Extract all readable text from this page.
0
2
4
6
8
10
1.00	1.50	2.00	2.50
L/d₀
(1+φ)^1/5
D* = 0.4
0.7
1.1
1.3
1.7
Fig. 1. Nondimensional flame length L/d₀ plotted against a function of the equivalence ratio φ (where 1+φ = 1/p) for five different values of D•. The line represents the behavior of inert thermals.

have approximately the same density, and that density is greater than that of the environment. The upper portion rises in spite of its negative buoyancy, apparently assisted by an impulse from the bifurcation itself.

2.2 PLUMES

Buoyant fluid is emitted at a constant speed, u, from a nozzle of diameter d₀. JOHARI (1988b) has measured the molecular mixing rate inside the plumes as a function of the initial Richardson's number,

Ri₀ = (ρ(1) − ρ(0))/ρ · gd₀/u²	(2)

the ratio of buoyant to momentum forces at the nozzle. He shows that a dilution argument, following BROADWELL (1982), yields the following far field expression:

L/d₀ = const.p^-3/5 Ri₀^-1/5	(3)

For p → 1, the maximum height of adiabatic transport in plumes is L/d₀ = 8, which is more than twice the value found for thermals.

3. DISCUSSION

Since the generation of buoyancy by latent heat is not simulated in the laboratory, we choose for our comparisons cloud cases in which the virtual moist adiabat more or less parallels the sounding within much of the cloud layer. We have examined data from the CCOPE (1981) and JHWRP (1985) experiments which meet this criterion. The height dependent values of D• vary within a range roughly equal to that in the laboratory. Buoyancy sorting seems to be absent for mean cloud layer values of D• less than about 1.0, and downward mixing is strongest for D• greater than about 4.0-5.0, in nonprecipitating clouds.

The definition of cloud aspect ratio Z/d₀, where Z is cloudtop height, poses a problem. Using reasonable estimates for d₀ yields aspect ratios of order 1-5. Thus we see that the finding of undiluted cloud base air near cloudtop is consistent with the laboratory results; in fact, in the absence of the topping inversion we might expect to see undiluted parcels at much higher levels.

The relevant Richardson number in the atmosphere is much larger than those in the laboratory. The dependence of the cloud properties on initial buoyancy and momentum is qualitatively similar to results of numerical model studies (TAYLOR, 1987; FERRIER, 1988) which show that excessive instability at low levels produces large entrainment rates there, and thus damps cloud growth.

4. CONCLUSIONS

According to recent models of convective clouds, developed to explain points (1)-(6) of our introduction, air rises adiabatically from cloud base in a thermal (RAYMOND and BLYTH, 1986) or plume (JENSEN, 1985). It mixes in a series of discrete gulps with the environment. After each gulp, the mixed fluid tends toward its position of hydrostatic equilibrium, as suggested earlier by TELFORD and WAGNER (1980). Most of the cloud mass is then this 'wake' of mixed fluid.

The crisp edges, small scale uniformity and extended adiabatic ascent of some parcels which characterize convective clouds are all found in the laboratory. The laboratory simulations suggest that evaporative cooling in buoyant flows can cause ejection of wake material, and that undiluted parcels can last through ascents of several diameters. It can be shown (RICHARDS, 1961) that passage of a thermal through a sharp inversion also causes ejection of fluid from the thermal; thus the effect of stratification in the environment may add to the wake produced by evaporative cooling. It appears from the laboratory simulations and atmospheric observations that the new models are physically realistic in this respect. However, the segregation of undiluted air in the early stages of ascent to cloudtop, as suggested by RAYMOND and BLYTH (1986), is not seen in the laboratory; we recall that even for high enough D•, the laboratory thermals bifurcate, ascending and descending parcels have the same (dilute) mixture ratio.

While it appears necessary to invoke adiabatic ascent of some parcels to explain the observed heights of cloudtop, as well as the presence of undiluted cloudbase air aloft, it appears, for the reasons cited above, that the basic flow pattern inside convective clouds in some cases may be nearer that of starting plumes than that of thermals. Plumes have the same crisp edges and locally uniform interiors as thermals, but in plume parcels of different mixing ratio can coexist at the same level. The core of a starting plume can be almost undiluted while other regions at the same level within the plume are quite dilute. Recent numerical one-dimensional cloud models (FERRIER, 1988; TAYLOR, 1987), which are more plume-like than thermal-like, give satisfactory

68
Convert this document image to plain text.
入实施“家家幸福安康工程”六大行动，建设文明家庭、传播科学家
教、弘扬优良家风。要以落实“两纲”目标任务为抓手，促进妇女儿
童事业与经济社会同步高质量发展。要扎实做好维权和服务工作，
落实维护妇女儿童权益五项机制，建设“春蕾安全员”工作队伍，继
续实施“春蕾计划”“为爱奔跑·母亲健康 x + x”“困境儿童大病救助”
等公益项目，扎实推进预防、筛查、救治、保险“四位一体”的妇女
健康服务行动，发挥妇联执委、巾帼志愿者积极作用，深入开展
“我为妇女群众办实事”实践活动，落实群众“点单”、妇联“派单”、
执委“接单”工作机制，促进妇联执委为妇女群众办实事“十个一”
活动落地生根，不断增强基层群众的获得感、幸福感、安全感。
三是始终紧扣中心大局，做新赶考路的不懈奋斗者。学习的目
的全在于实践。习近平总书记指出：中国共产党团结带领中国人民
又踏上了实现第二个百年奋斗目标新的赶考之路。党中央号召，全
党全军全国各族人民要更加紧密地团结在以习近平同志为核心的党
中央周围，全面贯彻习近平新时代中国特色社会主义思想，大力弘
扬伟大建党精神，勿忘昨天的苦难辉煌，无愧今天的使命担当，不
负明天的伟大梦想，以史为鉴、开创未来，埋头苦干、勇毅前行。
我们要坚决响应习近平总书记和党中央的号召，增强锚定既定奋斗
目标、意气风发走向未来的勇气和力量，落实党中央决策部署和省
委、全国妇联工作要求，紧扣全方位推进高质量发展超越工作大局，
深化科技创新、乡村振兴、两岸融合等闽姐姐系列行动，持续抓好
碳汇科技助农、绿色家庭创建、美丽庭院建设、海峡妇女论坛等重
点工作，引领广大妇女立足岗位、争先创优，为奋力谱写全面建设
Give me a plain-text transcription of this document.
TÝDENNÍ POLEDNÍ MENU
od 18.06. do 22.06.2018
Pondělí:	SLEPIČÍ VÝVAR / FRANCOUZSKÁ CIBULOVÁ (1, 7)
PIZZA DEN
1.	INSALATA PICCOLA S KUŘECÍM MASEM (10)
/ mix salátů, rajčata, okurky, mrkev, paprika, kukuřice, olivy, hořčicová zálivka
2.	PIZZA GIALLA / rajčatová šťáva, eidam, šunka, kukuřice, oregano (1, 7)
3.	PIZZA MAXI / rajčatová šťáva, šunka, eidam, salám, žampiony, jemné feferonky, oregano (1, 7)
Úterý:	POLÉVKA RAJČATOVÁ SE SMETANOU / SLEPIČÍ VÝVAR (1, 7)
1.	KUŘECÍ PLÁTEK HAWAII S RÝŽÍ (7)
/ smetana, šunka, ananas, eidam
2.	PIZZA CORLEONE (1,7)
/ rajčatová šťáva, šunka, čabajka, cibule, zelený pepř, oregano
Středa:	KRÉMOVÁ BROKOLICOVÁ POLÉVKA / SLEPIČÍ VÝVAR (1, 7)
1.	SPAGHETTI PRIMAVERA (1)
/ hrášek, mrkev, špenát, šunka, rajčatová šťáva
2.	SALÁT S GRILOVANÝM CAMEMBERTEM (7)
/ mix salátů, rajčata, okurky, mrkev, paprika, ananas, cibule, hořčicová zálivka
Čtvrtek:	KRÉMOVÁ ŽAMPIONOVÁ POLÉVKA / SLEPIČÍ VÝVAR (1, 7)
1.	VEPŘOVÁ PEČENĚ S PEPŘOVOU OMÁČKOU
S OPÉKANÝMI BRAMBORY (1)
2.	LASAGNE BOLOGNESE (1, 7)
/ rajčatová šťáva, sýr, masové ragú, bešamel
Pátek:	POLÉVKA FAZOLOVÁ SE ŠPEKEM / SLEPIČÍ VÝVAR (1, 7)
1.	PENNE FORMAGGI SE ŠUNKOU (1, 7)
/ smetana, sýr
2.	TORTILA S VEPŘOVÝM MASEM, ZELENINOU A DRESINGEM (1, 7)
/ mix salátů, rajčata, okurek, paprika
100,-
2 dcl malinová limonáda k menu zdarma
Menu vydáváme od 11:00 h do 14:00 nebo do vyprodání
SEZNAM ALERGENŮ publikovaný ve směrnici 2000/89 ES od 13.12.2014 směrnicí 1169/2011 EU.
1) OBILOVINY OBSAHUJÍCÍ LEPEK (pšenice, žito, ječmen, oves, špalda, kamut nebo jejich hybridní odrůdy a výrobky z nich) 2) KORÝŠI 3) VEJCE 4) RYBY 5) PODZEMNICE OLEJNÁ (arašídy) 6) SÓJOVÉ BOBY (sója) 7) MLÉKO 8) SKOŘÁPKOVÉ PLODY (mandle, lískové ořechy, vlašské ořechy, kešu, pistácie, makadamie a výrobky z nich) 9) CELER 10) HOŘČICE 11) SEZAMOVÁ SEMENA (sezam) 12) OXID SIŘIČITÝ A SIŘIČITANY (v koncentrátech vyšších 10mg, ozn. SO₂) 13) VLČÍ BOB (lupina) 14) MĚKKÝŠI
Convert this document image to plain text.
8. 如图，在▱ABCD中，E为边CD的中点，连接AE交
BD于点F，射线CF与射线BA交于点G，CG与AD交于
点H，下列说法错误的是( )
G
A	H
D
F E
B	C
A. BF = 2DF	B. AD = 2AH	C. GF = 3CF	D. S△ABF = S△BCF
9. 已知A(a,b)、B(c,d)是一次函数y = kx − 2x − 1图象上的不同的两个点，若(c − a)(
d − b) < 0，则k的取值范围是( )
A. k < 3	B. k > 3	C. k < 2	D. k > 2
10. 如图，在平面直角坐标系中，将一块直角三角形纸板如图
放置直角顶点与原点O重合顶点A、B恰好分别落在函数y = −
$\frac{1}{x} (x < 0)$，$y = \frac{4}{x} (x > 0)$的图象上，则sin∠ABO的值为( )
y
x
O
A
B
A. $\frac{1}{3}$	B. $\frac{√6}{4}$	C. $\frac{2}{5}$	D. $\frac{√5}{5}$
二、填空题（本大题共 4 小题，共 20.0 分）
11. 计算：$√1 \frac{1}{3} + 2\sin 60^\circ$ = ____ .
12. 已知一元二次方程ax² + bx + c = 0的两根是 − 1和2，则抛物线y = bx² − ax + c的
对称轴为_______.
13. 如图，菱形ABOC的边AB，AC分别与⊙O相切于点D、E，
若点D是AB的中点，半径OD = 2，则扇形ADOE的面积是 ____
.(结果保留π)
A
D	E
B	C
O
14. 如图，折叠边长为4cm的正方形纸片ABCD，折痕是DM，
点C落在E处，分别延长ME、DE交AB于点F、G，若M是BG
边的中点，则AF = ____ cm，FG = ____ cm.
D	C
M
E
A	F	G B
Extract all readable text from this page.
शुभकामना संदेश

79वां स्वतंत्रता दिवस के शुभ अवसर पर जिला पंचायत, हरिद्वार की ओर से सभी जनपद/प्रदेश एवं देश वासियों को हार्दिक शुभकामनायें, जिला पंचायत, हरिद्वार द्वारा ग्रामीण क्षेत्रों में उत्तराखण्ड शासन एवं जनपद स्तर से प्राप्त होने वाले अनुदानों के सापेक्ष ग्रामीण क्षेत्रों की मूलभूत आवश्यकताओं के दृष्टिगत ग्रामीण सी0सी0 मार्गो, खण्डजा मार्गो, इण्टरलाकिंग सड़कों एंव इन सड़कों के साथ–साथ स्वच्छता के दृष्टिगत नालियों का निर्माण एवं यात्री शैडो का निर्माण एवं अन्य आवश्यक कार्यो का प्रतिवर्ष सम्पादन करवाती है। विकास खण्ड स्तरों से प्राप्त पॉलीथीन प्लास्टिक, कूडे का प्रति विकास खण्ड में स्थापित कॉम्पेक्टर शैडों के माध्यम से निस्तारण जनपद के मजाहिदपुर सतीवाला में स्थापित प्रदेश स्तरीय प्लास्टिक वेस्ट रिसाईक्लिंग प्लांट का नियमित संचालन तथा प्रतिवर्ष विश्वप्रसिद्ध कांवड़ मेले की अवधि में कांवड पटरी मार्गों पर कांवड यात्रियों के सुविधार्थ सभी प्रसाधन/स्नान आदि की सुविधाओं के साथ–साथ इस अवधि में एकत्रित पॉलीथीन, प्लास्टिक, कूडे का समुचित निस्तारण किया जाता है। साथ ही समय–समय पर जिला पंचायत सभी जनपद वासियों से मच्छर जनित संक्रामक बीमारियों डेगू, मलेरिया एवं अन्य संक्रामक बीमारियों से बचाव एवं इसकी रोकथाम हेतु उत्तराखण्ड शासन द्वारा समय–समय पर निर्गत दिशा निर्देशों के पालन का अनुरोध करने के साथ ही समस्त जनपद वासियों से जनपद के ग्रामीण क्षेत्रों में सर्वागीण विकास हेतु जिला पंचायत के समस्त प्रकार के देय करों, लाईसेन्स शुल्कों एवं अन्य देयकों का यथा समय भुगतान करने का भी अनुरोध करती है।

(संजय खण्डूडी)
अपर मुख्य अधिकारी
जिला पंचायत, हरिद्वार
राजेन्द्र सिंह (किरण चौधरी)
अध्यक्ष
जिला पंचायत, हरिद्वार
====================
YOUR TASK | Pull out every line above that holds the word "cibule".

REPLY TO THE TASK |
/ rajčatová šťáva, šunka, čabajka, cibule, zelený pepř, oregano
/ mix salátů, rajčata, okurky, mrkev, paprika, ananas, cibule, hořčicová zálivka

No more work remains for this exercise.